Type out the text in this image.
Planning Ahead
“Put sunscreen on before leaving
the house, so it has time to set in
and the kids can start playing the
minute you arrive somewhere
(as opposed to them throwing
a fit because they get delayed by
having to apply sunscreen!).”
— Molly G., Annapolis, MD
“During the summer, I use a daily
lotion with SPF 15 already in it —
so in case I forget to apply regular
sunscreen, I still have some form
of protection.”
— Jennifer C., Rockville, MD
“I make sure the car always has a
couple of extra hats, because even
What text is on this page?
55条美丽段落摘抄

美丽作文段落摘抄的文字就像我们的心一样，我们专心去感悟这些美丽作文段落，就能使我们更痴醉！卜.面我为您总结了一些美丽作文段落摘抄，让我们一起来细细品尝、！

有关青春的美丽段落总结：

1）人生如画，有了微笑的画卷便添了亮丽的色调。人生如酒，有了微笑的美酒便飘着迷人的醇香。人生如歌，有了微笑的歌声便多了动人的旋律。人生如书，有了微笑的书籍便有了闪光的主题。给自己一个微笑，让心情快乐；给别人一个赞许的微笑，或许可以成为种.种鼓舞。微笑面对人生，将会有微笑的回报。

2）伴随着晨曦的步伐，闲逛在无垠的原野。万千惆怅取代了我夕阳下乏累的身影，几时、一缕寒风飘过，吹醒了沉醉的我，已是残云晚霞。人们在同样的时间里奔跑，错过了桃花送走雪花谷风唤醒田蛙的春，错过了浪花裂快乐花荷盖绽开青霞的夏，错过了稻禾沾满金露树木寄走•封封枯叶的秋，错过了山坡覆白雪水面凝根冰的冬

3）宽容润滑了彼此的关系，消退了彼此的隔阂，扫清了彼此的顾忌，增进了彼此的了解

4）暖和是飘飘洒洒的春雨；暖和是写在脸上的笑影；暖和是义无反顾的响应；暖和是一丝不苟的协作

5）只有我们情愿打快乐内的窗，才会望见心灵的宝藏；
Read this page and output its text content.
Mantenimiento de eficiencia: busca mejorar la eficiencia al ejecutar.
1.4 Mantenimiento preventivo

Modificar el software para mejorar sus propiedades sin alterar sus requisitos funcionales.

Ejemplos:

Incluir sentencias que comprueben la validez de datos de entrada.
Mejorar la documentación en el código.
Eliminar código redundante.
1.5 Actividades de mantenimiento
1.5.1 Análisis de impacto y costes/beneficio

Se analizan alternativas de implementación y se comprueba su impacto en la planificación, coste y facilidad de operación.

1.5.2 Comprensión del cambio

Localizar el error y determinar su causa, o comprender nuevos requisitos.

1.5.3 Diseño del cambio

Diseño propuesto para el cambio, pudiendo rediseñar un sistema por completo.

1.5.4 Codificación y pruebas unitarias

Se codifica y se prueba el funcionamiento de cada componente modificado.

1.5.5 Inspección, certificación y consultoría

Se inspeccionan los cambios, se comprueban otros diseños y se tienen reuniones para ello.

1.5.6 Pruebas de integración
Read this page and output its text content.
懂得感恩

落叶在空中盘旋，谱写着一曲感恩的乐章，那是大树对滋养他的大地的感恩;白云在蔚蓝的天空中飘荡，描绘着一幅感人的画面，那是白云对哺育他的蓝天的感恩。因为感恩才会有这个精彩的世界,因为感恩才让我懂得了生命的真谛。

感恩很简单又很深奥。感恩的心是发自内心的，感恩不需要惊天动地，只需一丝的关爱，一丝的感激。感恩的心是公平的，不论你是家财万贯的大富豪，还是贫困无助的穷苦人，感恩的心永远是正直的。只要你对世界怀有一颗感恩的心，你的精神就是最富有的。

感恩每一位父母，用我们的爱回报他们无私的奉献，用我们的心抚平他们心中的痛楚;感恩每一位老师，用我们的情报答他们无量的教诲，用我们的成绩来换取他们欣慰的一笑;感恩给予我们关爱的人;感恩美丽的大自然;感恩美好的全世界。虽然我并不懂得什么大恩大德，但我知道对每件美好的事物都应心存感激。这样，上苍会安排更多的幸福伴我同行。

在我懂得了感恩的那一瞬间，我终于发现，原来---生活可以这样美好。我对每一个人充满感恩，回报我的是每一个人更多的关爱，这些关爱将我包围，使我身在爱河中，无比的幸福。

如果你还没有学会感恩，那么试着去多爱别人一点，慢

§ §

→ **What you should do**
Copy each line of the listing that contains the string "this".

→ **Task response**
Type out the text in this image.
What text is on this page?
Read this page and output its text content.
Read this page and output its text content.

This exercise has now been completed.